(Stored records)
━━━━━━━━━━━━━━━━━━━━━━━━━━━━━━
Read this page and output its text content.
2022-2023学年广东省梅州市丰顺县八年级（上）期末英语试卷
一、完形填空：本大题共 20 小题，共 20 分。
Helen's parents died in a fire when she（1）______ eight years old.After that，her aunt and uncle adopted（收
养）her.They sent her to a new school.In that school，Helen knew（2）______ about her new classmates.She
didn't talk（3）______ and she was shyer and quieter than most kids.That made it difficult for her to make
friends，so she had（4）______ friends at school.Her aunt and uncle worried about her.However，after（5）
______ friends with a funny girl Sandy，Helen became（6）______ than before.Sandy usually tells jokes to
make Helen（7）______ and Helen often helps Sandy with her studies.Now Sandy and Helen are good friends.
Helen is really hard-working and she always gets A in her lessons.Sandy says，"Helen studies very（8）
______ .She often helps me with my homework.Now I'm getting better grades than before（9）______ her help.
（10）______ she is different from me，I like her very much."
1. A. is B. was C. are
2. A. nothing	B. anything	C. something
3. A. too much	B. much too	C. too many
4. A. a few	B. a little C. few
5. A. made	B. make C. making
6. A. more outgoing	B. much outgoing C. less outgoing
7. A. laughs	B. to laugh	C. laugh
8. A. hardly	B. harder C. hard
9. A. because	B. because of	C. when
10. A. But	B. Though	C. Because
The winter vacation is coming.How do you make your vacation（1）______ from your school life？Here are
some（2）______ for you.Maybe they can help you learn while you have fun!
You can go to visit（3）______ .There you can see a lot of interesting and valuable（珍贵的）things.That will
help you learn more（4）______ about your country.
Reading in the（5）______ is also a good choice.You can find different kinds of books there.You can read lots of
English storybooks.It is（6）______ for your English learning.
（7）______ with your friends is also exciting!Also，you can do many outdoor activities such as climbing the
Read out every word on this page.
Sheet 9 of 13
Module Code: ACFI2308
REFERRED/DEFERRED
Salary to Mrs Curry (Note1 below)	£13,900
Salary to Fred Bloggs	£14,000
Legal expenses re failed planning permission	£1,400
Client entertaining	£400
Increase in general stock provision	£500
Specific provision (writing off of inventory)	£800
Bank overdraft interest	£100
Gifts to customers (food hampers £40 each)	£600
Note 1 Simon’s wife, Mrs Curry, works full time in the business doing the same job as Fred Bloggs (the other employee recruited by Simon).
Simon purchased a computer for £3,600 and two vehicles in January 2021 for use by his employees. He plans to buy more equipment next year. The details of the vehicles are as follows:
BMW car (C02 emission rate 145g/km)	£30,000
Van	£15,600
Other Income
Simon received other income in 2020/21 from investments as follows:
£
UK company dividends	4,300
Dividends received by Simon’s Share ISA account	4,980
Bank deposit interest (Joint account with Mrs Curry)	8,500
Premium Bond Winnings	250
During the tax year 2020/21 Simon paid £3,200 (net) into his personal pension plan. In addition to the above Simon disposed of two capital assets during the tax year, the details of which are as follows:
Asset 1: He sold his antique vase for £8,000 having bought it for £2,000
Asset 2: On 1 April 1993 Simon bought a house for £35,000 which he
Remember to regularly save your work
━━━━━━━━━━━━━━━━━━━━━━━━━━━━━━
_Given instruction_
Go through the records line by line and count those containing the string "Bank". Give only the total.

_Answer to this exercise_
2